[Collected data entries]
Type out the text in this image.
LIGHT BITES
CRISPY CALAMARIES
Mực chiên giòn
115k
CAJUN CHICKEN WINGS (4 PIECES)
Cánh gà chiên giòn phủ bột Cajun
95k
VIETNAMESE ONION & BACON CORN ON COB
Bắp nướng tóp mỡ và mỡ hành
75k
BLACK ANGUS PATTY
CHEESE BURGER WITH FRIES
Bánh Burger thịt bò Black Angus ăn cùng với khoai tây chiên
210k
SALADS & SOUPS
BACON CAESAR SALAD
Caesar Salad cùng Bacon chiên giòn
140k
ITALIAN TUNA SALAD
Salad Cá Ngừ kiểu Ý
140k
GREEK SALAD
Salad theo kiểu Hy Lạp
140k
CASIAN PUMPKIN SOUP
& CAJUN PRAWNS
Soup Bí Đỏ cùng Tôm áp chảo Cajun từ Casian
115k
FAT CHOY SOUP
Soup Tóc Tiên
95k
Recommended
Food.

■ Short exercise: Write out all the data again, exactly as it appears.

■ Written response:
Type out the text in this image.
LIGHT BITES
CRISPY CALAMARIES
Mực chiên giòn
115k
CAJUN CHICKEN WINGS (4 PIECES)
Cánh gà chiên giòn phủ bột Cajun
95k
VIETNAMESE ONION & BACON CORN ON COB
Bắp nướng tóp mỡ và mỡ hành
75k
BLACK ANGUS PATTY
CHEESE BURGER WITH FRIES
Bánh Burger thịt bò Black Angus ăn cùng với khoai tây chiên
210k
SALADS & SOUPS
BACON CAESAR SALAD
Caesar Salad cùng Bacon chiên giòn
140k
ITALIAN TUNA SALAD
Salad Cá Ngừ kiểu Ý
140k
GREEK SALAD
Salad theo kiểu Hy Lạp
140k
CASIAN PUMPKIN SOUP
& CAJUN PRAWNS
Soup Bí Đỏ cùng Tôm áp chảo Cajun từ Casian
115k
FAT CHOY SOUP
Soup Tóc Tiên
95k
Recommended
Food.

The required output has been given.